◆ WHAT TO DO
Write the material out again exactly as it stands.

◆ GIVEN RECORDS

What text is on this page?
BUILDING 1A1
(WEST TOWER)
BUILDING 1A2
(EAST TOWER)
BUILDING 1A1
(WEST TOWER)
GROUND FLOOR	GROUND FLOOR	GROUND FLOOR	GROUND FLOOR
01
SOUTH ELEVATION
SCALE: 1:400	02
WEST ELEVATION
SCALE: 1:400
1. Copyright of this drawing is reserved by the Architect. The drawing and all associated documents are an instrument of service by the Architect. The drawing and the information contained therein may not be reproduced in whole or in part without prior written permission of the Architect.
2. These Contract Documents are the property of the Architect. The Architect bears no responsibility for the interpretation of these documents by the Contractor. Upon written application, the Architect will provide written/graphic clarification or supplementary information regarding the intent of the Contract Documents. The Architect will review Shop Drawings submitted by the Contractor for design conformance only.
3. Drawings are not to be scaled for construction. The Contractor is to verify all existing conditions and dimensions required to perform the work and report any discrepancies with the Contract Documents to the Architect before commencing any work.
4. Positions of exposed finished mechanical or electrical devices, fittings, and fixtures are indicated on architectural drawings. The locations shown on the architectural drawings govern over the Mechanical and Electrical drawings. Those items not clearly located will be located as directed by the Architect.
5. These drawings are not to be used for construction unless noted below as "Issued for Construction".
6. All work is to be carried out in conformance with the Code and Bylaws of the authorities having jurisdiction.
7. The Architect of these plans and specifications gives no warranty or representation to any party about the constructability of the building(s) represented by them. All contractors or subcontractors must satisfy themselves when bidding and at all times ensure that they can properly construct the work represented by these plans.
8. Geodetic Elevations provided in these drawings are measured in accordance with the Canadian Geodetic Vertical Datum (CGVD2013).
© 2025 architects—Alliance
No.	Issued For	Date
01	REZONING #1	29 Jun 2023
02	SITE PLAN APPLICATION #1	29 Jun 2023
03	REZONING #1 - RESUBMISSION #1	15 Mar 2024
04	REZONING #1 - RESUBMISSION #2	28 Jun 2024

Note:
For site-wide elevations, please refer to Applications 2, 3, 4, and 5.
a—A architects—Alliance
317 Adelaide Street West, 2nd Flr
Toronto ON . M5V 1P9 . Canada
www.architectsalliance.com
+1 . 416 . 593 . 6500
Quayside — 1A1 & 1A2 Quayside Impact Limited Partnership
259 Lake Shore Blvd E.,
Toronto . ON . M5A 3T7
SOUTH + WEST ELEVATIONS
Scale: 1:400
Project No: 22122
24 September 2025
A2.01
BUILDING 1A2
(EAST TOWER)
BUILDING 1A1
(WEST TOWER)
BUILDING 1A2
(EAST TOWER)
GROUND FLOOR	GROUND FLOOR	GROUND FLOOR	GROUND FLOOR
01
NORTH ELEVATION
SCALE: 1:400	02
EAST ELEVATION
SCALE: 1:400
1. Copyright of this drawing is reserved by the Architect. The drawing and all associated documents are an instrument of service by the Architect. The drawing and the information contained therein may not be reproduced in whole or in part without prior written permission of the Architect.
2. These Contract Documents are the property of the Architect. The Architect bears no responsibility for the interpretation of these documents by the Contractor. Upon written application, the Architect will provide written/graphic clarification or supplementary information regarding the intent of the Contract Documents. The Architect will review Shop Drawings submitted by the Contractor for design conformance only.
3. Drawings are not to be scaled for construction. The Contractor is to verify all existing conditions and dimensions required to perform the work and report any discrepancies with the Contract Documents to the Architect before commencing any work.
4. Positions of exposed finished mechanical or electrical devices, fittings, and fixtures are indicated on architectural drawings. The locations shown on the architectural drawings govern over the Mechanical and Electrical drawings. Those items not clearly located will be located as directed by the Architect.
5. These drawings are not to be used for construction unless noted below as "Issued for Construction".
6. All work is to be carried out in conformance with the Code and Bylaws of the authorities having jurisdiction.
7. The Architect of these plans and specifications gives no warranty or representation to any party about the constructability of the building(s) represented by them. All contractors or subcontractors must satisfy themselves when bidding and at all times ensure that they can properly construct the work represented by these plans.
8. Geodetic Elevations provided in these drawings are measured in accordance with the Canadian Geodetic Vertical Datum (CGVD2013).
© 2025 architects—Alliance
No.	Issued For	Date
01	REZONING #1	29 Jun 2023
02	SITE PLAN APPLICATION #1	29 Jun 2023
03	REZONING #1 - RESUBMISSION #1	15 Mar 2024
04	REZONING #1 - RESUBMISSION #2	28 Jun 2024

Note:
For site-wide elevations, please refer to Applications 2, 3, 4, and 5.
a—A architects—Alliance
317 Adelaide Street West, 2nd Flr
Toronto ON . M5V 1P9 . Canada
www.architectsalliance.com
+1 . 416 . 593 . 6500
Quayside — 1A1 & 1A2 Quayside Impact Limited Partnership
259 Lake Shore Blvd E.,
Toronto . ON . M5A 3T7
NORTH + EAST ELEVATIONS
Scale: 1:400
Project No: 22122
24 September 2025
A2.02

◆ EXPECTED ANSWER
What text is on this page?
BUILDING 1A1
(WEST TOWER)
BUILDING 1A2
(EAST TOWER)
BUILDING 1A1
(WEST TOWER)
GROUND FLOOR	GROUND FLOOR	GROUND FLOOR	GROUND FLOOR
01
SOUTH ELEVATION
SCALE: 1:400	02
WEST ELEVATION
SCALE: 1:400
1. Copyright of this drawing is reserved by the Architect. The drawing and all associated documents are an instrument of service by the Architect. The drawing and the information contained therein may not be reproduced in whole or in part without prior written permission of the Architect.
2. These Contract Documents are the property of the Architect. The Architect bears no responsibility for the interpretation of these documents by the Contractor. Upon written application, the Architect will provide written/graphic clarification or supplementary information regarding the intent of the Contract Documents. The Architect will review Shop Drawings submitted by the Contractor for design conformance only.
3. Drawings are not to be scaled for construction. The Contractor is to verify all existing conditions and dimensions required to perform the work and report any discrepancies with the Contract Documents to the Architect before commencing any work.
4. Positions of exposed finished mechanical or electrical devices, fittings, and fixtures are indicated on architectural drawings. The locations shown on the architectural drawings govern over the Mechanical and Electrical drawings. Those items not clearly located will be located as directed by the Architect.
5. These drawings are not to be used for construction unless noted below as "Issued for Construction".
6. All work is to be carried out in conformance with the Code and Bylaws of the authorities having jurisdiction.
7. The Architect of these plans and specifications gives no warranty or representation to any party about the constructability of the building(s) represented by them. All contractors or subcontractors must satisfy themselves when bidding and at all times ensure that they can properly construct the work represented by these plans.
8. Geodetic Elevations provided in these drawings are measured in accordance with the Canadian Geodetic Vertical Datum (CGVD2013).
© 2025 architects—Alliance
No.	Issued For	Date
01	REZONING #1	29 Jun 2023
02	SITE PLAN APPLICATION #1	29 Jun 2023
03	REZONING #1 - RESUBMISSION #1	15 Mar 2024
04	REZONING #1 - RESUBMISSION #2	28 Jun 2024

Note:
For site-wide elevations, please refer to Applications 2, 3, 4, and 5.
a—A architects—Alliance
317 Adelaide Street West, 2nd Flr
Toronto ON . M5V 1P9 . Canada
www.architectsalliance.com
+1 . 416 . 593 . 6500
Quayside — 1A1 & 1A2 Quayside Impact Limited Partnership
259 Lake Shore Blvd E.,
Toronto . ON . M5A 3T7
SOUTH + WEST ELEVATIONS
Scale: 1:400
Project No: 22122
24 September 2025
A2.01
BUILDING 1A2
(EAST TOWER)
BUILDING 1A1
(WEST TOWER)
BUILDING 1A2
(EAST TOWER)
GROUND FLOOR	GROUND FLOOR	GROUND FLOOR	GROUND FLOOR
01
NORTH ELEVATION
SCALE: 1:400	02
EAST ELEVATION
SCALE: 1:400
1. Copyright of this drawing is reserved by the Architect. The drawing and all associated documents are an instrument of service by the Architect. The drawing and the information contained therein may not be reproduced in whole or in part without prior written permission of the Architect.
2. These Contract Documents are the property of the Architect. The Architect bears no responsibility for the interpretation of these documents by the Contractor. Upon written application, the Architect will provide written/graphic clarification or supplementary information regarding the intent of the Contract Documents. The Architect will review Shop Drawings submitted by the Contractor for design conformance only.
3. Drawings are not to be scaled for construction. The Contractor is to verify all existing conditions and dimensions required to perform the work and report any discrepancies with the Contract Documents to the Architect before commencing any work.
4. Positions of exposed finished mechanical or electrical devices, fittings, and fixtures are indicated on architectural drawings. The locations shown on the architectural drawings govern over the Mechanical and Electrical drawings. Those items not clearly located will be located as directed by the Architect.
5. These drawings are not to be used for construction unless noted below as "Issued for Construction".
6. All work is to be carried out in conformance with the Code and Bylaws of the authorities having jurisdiction.
7. The Architect of these plans and specifications gives no warranty or representation to any party about the constructability of the building(s) represented by them. All contractors or subcontractors must satisfy themselves when bidding and at all times ensure that they can properly construct the work represented by these plans.
8. Geodetic Elevations provided in these drawings are measured in accordance with the Canadian Geodetic Vertical Datum (CGVD2013).
© 2025 architects—Alliance
No.	Issued For	Date
01	REZONING #1	29 Jun 2023
02	SITE PLAN APPLICATION #1	29 Jun 2023
03	REZONING #1 - RESUBMISSION #1	15 Mar 2024
04	REZONING #1 - RESUBMISSION #2	28 Jun 2024

Note:
For site-wide elevations, please refer to Applications 2, 3, 4, and 5.
a—A architects—Alliance
317 Adelaide Street West, 2nd Flr
Toronto ON . M5V 1P9 . Canada
www.architectsalliance.com
+1 . 416 . 593 . 6500
Quayside — 1A1 & 1A2 Quayside Impact Limited Partnership
259 Lake Shore Blvd E.,
Toronto . ON . M5A 3T7
NORTH + EAST ELEVATIONS
Scale: 1:400
Project No: 22122
24 September 2025
A2.02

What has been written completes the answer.